── TEXTO APRESENTADO ──

Dez anos da vida de um jornal que reconhece a vida
Quando morreu, ele tinha umas poucas roupas usadas demais, uma flauta doce e uma pasta onde guardava sua certidão de nascimento, a carteira de identidade e recortes de jornais. Na parte de dentro da capa desta pasta, ele escrevera: “Luciano Felipe da Luz – jornalista e jornaleiro do Boca de Rua”. Tudo estava ali. Com esta frase ele se inscreveu no mundo e morreu como um homem. Só pôde morrer como um homem porque viveu como um.
A frase que ele escolhera para se identificar, para atravessar o espaço e quebrar com palavras a ausência de si, é a chave para acessar a vida que se foi mas fica no registro. Quem apenas decodificasse a frase sem conseguir lê-la, poderia se enganar com o legado do homem-garoto. Num olhar superficial, ele era um menino que morria cedo, aos 20 e bem poucos anos. Tinha marcas demais no corpo, toda uma existência contada ali em cicatrizes de facadas, de surras, de picadas, um mostruário completo de todas as formas de violência inventadas, um mostruário da humanidade contada pelas suas tripas. Tanto em tão pouco, uma confusão que a vida faz com o tempo e o espaço.

───

◆ **CONJUNTO DE TAREFAS**:
A – No texto sobre o jornal Boca de Rua, que frase Luciano escreveu na parte de dentro da capa da pasta?
B – Prossiga com o texto sobre o jornal Boca de Rua a partir da última frase apresentada.

── SEÇÃO DE DADOS ──

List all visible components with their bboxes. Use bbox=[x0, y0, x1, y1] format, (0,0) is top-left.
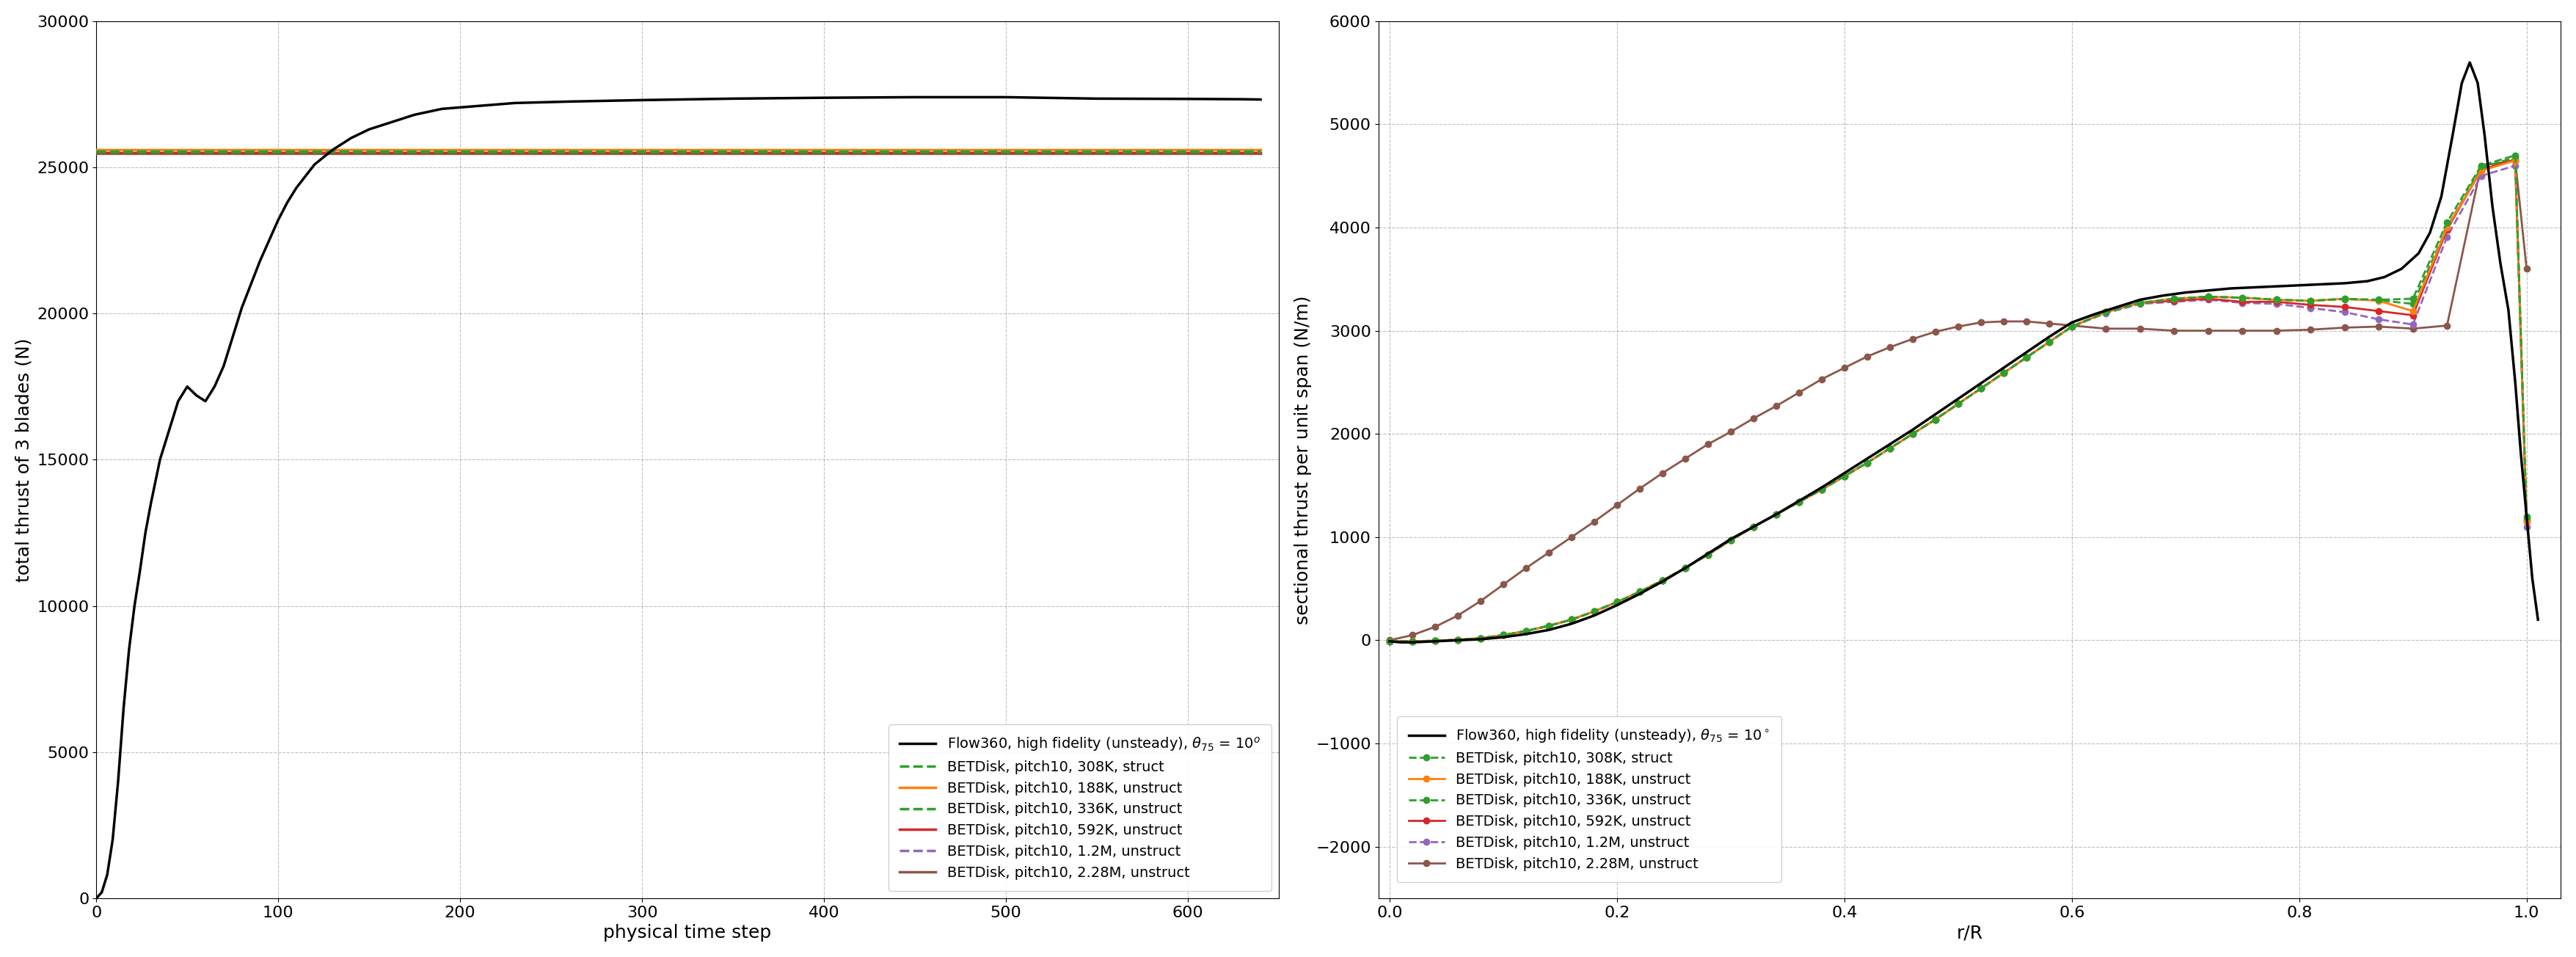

───

◆ **RESPOSTAS DO EXERCÍCIO**:
A – “Luciano Felipe da Luz – jornalista e jornaleiro do Boca de Rua”.

B –
Mas tudo que estava ali contado nas cicatrizes daquele corpo no necrotério só existia porque ele tinha se tornado “Luciano Felipe da Luz – jornalista e jornaleiro do Boca de Rua”. Era no conteúdo da pasta que ele nomeava, nos recortes de jornal que ele escrevia com outros garotos com destinos parecidos, mas jamais iguais, que ele havia se tornado o homem que morreu.
Dito de outra maneira. Ele havia nascido Luciano Felipe da Luz. Mas só se tornou Luciano Felipe da Luz ao começar a escrever-se no jornal. Ao escrever-se, ele tornou-se homem. E só se completou homem porque passou a ser lido como homem. Esta é a sutileza de sua identidade – “Luciano Felipe da Luz – jornalista e jornaleiro do Boca de Rua”. Ao colocar no mesmo patamar o jornalista e o jornaleiro, ele intuiu que escrever e ser lido eram partes do mesmo mistério. Como jornalista ele se escrevia, como jornaleiro ele se fazia ler. Luciano Felipe da Luz eliminara ali, na frase do seu legado, a mercadoria. Ele, que até então havia sido a sobra do capitalismo.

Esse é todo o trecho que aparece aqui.